(Dataset rows)
## BEGIN

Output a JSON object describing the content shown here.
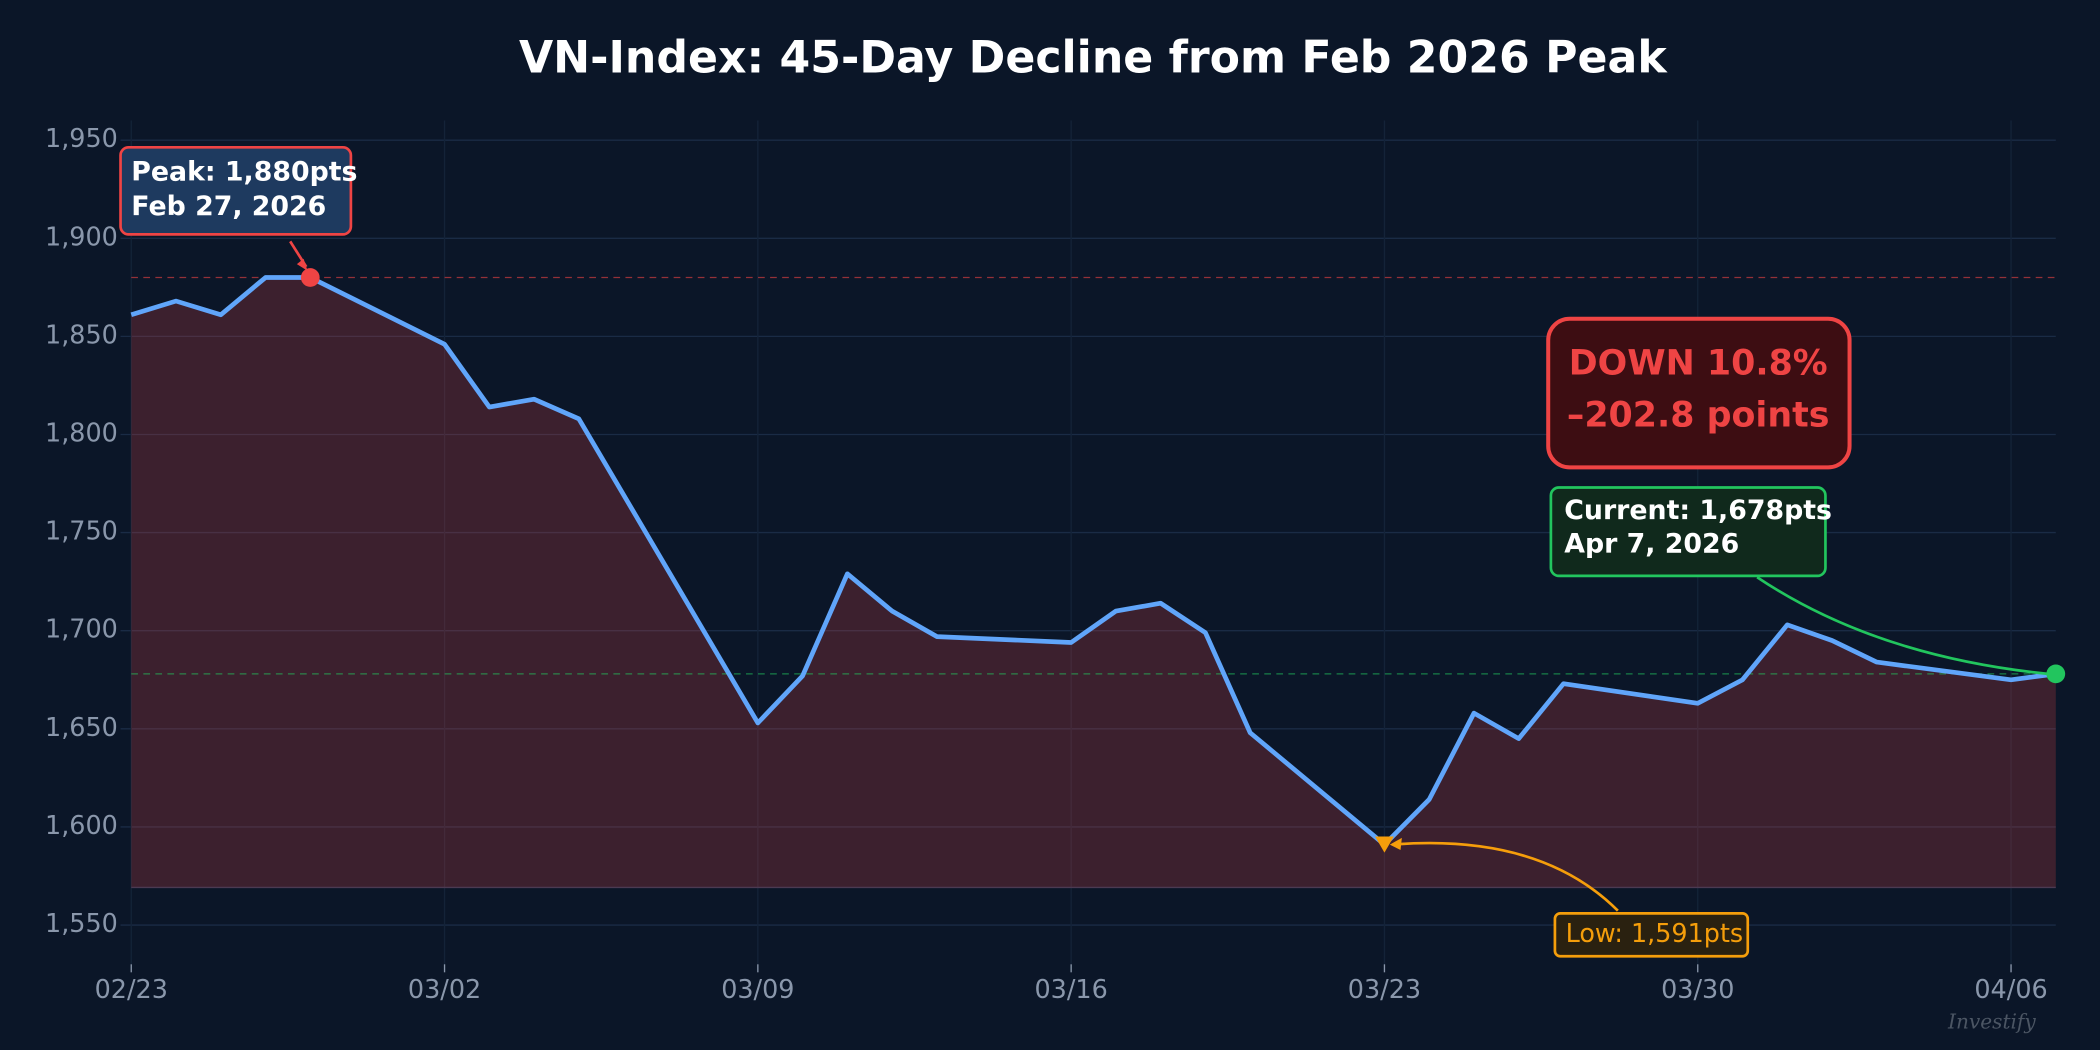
{
  "chart_data": {
    "type": "line",
    "title": "VN-Index: 45-Day Decline from Feb 2026 Peak",
    "x": [
      "02/23",
      "02/24",
      "02/25",
      "02/26",
      "02/27",
      "03/02",
      "03/03",
      "03/04",
      "03/05",
      "03/09",
      "03/10",
      "03/11",
      "03/12",
      "03/13",
      "03/16",
      "03/17",
      "03/18",
      "03/19",
      "03/20",
      "03/23",
      "03/24",
      "03/25",
      "03/26",
      "03/27",
      "03/30",
      "03/31",
      "04/01",
      "04/02",
      "04/03",
      "04/06",
      "04/07"
    ],
    "series": [
      {
        "name": "VN-Index",
        "color": "#60a5fa",
        "values": [
          1861,
          1868,
          1861,
          1880,
          1880,
          1846,
          1814,
          1818,
          1808,
          1653,
          1677,
          1729,
          1710,
          1697,
          1694,
          1710,
          1714,
          1699,
          1648,
          1591,
          1614,
          1658,
          1645,
          1673,
          1663,
          1675,
          1703,
          1695,
          1684,
          1675,
          1678
        ]
      }
    ],
    "area_color": "rgba(239,68,68,0.22)",
    "xlim": [
      "02/23",
      "04/07"
    ],
    "xticks": [
      "02/23",
      "03/02",
      "03/09",
      "03/16",
      "03/23",
      "03/30",
      "04/06"
    ],
    "ylim": [
      1530,
      1960
    ],
    "yticks": [
      {
        "value": 1550,
        "label": "1,550"
      },
      {
        "value": 1600,
        "label": "1,600"
      },
      {
        "value": 1650,
        "label": "1,650"
      },
      {
        "value": 1700,
        "label": "1,700"
      },
      {
        "value": 1750,
        "label": "1,750"
      },
      {
        "value": 1800,
        "label": "1,800"
      },
      {
        "value": 1850,
        "label": "1,850"
      },
      {
        "value": 1900,
        "label": "1,900"
      },
      {
        "value": 1950,
        "label": "1,950"
      }
    ],
    "grid": true,
    "reference_lines": [
      {
        "value": 1880,
        "color": "#ef4444"
      },
      {
        "value": 1678,
        "color": "#22c55e"
      }
    ],
    "annotations": {
      "peak": {
        "lines": [
          "Peak: 1,880pts",
          "Feb 27, 2026"
        ],
        "x": "02/27",
        "y": 1880,
        "color": "#ef4444"
      },
      "low": {
        "lines": [
          "Low: 1,591pts"
        ],
        "x": "03/23",
        "y": 1591,
        "color": "#f59e0b"
      },
      "current": {
        "lines": [
          "Current: 1,678pts",
          "Apr 7, 2026"
        ],
        "x": "04/07",
        "y": 1678,
        "color": "#22c55e"
      },
      "change": {
        "lines": [
          "DOWN 10.8%",
          "–202.8 points"
        ],
        "color": "#ef4444"
      }
    },
    "watermark": "Investify"
  }
}
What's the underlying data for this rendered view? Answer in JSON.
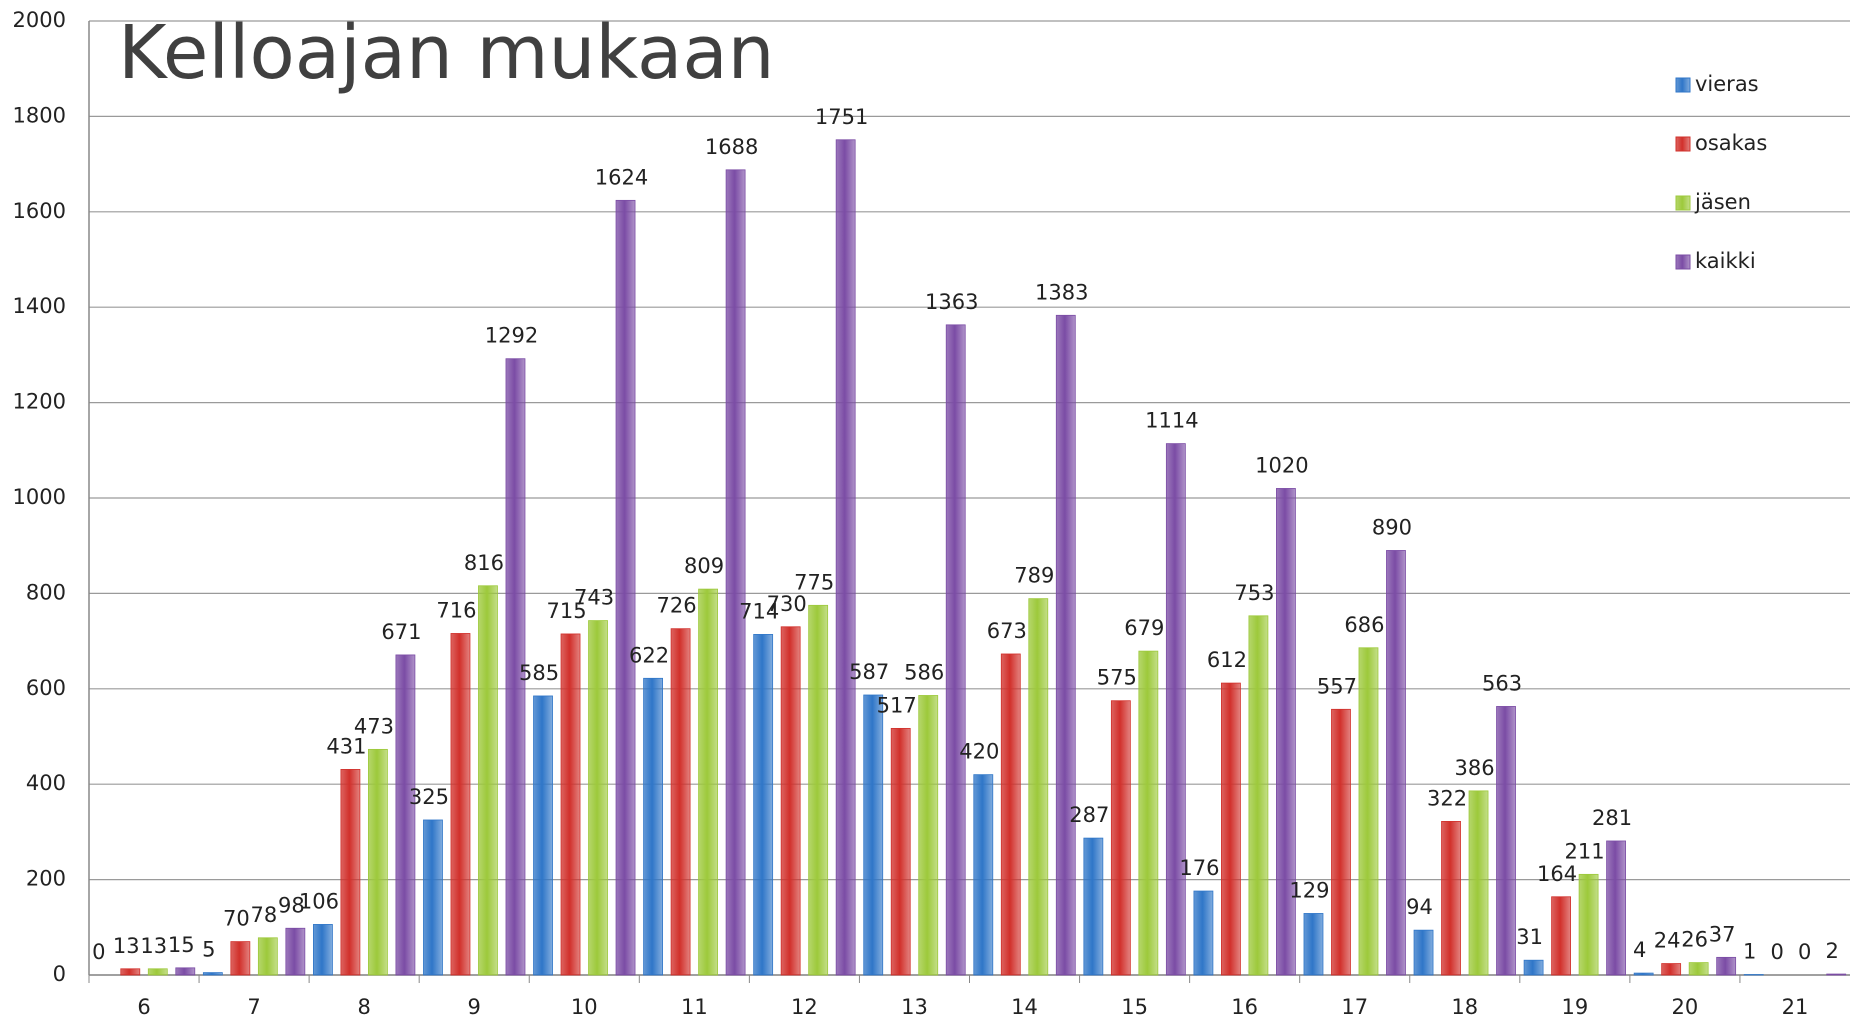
{
  "chart_data": {
    "type": "bar",
    "title": "Kelloajan mukaan",
    "categories": [
      "6",
      "7",
      "8",
      "9",
      "10",
      "11",
      "12",
      "13",
      "14",
      "15",
      "16",
      "17",
      "18",
      "19",
      "20",
      "21"
    ],
    "series": [
      {
        "name": "vieras",
        "color": "#2f76c8",
        "values": [
          0,
          5,
          106,
          325,
          585,
          622,
          714,
          587,
          420,
          287,
          176,
          129,
          94,
          31,
          4,
          1
        ]
      },
      {
        "name": "osakas",
        "color": "#d1302b",
        "values": [
          13,
          70,
          431,
          716,
          715,
          726,
          730,
          517,
          673,
          575,
          612,
          557,
          322,
          164,
          24,
          0
        ]
      },
      {
        "name": "jäsen",
        "color": "#9dc93b",
        "values": [
          13,
          78,
          473,
          816,
          743,
          809,
          775,
          586,
          789,
          679,
          753,
          686,
          386,
          211,
          26,
          0
        ]
      },
      {
        "name": "kaikki",
        "color": "#7b4ca5",
        "values": [
          15,
          98,
          671,
          1292,
          1624,
          1688,
          1751,
          1363,
          1383,
          1114,
          1020,
          890,
          563,
          281,
          37,
          2
        ]
      }
    ],
    "ylim": [
      0,
      2000
    ],
    "yticks": [
      0,
      200,
      400,
      600,
      800,
      1000,
      1200,
      1400,
      1600,
      1800,
      2000
    ],
    "grid": true,
    "legend": "right"
  }
}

## END

• **TASK TO CARRY OUT**
Using the records above, gather all lines where the string "label" is present.

• **ANSWER TO THE TASK**
        "label": "1,550"
        "label": "1,600"
        "label": "1,650"
        "label": "1,700"
        "label": "1,750"
        "label": "1,800"
        "label": "1,850"
        "label": "1,900"
        "label": "1,950"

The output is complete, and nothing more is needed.